#### [Aim]
Check every line of the entries for "sbin", and copy the lines that hold it.

---- Given data

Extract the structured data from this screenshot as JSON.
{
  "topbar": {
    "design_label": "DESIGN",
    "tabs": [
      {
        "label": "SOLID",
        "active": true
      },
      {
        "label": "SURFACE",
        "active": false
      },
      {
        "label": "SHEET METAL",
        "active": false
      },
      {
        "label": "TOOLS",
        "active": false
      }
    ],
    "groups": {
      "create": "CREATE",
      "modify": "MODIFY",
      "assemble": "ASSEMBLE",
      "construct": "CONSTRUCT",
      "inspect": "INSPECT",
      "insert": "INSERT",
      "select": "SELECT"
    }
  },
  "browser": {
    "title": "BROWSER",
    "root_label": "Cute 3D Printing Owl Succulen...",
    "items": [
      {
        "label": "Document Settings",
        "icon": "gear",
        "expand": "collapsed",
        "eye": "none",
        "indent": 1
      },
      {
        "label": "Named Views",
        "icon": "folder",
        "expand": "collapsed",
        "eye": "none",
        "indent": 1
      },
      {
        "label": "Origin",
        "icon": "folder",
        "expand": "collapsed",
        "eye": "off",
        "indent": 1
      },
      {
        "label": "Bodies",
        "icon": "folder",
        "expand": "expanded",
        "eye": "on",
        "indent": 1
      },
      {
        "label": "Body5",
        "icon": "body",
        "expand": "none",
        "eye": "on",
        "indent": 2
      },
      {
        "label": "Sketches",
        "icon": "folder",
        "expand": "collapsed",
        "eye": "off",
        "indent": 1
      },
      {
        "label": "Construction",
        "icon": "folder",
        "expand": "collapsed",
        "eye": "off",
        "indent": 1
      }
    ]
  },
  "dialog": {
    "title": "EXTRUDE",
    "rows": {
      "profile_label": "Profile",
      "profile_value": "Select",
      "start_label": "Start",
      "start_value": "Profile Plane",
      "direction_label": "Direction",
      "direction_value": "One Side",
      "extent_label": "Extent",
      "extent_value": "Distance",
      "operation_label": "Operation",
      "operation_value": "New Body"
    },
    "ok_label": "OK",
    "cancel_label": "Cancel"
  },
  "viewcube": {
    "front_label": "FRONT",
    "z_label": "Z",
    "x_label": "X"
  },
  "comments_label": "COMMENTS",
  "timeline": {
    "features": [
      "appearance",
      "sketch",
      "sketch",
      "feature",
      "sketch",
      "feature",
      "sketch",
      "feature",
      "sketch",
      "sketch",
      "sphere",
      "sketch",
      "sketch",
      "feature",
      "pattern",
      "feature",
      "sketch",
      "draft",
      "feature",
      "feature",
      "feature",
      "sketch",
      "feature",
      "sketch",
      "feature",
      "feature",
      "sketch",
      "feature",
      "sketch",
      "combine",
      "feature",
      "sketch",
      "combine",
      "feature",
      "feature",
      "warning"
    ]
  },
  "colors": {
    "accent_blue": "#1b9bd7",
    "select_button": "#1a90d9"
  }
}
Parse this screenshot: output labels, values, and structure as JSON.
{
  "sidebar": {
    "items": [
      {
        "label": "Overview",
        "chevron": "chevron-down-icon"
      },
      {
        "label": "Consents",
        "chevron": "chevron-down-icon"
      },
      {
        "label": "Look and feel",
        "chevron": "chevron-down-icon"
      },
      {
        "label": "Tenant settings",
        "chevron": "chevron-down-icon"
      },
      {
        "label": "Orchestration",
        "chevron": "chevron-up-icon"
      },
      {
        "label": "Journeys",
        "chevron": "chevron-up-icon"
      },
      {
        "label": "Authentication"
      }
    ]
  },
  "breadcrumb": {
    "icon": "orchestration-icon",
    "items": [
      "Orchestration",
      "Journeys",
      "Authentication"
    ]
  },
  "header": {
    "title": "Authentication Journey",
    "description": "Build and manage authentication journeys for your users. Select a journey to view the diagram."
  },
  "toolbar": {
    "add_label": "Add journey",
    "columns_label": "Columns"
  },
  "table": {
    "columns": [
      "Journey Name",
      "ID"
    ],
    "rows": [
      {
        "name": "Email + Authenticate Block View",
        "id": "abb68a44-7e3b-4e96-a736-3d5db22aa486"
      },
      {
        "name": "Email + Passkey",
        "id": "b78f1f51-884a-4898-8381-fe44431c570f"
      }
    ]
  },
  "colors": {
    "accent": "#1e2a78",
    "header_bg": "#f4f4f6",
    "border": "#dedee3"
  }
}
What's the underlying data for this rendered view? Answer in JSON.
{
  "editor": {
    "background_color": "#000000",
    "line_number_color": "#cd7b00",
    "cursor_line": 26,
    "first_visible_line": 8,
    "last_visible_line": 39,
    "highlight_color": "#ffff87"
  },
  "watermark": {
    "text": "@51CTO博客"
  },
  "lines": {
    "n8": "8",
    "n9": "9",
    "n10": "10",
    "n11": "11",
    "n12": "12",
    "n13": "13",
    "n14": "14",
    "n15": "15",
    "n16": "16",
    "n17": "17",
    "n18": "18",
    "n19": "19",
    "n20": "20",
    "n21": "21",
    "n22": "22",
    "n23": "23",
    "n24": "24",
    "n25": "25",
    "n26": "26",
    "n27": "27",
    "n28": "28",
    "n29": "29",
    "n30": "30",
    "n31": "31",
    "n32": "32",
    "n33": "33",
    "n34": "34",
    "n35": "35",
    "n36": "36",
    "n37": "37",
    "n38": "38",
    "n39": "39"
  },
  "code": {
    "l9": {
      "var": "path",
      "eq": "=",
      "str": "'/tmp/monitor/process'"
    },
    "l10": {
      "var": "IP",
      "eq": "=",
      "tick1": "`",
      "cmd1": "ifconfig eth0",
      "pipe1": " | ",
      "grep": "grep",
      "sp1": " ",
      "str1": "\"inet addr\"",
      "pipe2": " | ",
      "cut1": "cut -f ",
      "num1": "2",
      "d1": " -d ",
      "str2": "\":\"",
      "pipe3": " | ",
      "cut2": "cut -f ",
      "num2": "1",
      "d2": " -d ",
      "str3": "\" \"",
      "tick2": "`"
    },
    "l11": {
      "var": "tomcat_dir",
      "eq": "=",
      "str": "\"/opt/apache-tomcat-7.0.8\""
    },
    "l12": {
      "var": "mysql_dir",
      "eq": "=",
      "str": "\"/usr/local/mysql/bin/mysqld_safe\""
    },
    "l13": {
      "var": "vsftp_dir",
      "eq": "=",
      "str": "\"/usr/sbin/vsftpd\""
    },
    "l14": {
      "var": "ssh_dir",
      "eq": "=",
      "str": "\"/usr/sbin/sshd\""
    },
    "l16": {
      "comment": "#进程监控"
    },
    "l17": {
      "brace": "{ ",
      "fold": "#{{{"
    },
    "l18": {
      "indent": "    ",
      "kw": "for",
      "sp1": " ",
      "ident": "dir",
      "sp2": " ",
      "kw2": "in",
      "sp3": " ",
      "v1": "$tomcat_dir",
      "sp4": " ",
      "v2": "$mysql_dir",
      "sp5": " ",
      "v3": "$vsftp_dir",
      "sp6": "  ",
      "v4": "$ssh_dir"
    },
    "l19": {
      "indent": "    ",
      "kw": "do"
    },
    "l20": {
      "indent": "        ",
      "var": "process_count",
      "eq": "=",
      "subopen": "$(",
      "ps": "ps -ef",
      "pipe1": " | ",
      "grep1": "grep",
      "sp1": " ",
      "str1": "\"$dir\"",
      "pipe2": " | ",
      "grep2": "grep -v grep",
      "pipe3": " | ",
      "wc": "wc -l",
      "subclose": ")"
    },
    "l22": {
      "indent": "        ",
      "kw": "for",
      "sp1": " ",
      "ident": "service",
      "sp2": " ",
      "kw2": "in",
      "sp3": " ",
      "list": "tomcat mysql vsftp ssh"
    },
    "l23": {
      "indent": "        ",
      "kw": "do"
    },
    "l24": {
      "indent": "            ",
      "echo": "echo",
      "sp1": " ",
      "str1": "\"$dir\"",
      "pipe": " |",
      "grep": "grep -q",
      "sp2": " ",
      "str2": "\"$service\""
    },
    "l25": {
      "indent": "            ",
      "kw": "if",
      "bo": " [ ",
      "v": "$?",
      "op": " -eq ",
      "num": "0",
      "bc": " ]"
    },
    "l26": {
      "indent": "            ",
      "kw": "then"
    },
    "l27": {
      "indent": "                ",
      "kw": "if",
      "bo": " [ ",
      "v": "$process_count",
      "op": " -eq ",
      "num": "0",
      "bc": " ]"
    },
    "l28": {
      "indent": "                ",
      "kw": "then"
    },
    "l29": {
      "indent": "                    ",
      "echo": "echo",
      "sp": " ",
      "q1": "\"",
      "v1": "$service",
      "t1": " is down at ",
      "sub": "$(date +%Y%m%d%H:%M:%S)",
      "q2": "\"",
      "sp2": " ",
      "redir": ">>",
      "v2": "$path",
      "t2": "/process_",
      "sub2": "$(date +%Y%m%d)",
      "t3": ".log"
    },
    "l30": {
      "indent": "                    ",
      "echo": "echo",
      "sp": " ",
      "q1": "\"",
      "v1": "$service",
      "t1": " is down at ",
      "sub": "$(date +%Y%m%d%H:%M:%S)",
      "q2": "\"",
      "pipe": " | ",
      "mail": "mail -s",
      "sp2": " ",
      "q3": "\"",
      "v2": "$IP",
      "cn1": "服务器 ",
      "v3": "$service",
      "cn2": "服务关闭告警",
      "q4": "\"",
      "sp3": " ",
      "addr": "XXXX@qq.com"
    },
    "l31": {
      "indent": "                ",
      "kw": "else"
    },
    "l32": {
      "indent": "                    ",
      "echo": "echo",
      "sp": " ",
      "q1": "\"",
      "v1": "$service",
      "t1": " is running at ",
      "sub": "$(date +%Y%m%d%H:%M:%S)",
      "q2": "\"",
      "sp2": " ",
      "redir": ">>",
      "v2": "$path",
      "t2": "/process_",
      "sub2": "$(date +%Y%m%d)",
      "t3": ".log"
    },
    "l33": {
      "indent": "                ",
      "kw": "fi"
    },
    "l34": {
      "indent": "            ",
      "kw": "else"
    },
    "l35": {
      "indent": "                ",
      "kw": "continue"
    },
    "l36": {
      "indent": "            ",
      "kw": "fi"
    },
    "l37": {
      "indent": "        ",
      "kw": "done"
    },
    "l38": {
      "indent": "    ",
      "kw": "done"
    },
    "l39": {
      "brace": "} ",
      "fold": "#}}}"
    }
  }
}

--------

#### [Worked answer]
      "str": "\"/usr/sbin/vsftpd\""
      "str": "\"/usr/sbin/sshd\""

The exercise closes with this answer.